* Start Data extract *
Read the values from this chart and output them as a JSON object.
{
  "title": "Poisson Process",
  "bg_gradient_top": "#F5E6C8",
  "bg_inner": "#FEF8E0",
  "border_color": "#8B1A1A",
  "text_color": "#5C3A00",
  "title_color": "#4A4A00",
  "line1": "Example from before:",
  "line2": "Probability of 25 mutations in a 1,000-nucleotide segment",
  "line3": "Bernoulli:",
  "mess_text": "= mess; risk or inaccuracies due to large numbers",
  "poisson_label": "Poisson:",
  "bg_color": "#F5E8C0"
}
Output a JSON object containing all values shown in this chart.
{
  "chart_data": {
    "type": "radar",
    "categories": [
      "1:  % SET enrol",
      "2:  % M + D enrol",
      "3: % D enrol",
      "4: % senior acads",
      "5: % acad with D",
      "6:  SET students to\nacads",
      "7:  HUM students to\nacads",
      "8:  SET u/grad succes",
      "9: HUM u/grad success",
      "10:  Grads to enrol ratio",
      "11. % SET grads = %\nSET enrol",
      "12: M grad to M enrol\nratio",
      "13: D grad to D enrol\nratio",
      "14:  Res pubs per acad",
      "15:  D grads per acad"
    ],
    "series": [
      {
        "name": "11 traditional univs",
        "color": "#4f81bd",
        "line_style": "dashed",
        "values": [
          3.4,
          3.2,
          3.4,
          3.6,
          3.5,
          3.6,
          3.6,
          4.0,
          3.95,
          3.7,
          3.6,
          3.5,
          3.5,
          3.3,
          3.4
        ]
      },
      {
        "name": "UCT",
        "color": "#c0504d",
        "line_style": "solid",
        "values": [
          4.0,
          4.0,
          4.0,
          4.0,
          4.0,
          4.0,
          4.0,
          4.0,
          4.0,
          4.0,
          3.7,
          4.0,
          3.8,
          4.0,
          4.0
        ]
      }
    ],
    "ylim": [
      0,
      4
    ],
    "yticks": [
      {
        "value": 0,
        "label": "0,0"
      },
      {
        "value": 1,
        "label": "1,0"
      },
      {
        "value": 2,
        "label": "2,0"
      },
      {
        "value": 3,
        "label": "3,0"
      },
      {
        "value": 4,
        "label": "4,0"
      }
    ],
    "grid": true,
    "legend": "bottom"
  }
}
* End Data extract *
§ Given task
Give a word-for-word copy of the records.

§ Answer to this problem
Read the values from this chart and output them as a JSON object.
{
  "title": "Poisson Process",
  "bg_gradient_top": "#F5E6C8",
  "bg_inner": "#FEF8E0",
  "border_color": "#8B1A1A",
  "text_color": "#5C3A00",
  "title_color": "#4A4A00",
  "line1": "Example from before:",
  "line2": "Probability of 25 mutations in a 1,000-nucleotide segment",
  "line3": "Bernoulli:",
  "mess_text": "= mess; risk or inaccuracies due to large numbers",
  "poisson_label": "Poisson:",
  "bg_color": "#F5E8C0"
}
Output a JSON object containing all values shown in this chart.
{
  "chart_data": {
    "type": "radar",
    "categories": [
      "1:  % SET enrol",
      "2:  % M + D enrol",
      "3: % D enrol",
      "4: % senior acads",
      "5: % acad with D",
      "6:  SET students to\nacads",
      "7:  HUM students to\nacads",
      "8:  SET u/grad succes",
      "9: HUM u/grad success",
      "10:  Grads to enrol ratio",
      "11. % SET grads = %\nSET enrol",
      "12: M grad to M enrol\nratio",
      "13: D grad to D enrol\nratio",
      "14:  Res pubs per acad",
      "15:  D grads per acad"
    ],
    "series": [
      {
        "name": "11 traditional univs",
        "color": "#4f81bd",
        "line_style": "dashed",
        "values": [
          3.4,
          3.2,
          3.4,
          3.6,
          3.5,
          3.6,
          3.6,
          4.0,
          3.95,
          3.7,
          3.6,
          3.5,
          3.5,
          3.3,
          3.4
        ]
      },
      {
        "name": "UCT",
        "color": "#c0504d",
        "line_style": "solid",
        "values": [
          4.0,
          4.0,
          4.0,
          4.0,
          4.0,
          4.0,
          4.0,
          4.0,
          4.0,
          4.0,
          3.7,
          4.0,
          3.8,
          4.0,
          4.0
        ]
      }
    ],
    "ylim": [
      0,
      4
    ],
    "yticks": [
      {
        "value": 0,
        "label": "0,0"
      },
      {
        "value": 1,
        "label": "1,0"
      },
      {
        "value": 2,
        "label": "2,0"
      },
      {
        "value": 3,
        "label": "3,0"
      },
      {
        "value": 4,
        "label": "4,0"
      }
    ],
    "grid": true,
    "legend": "bottom"
  }
}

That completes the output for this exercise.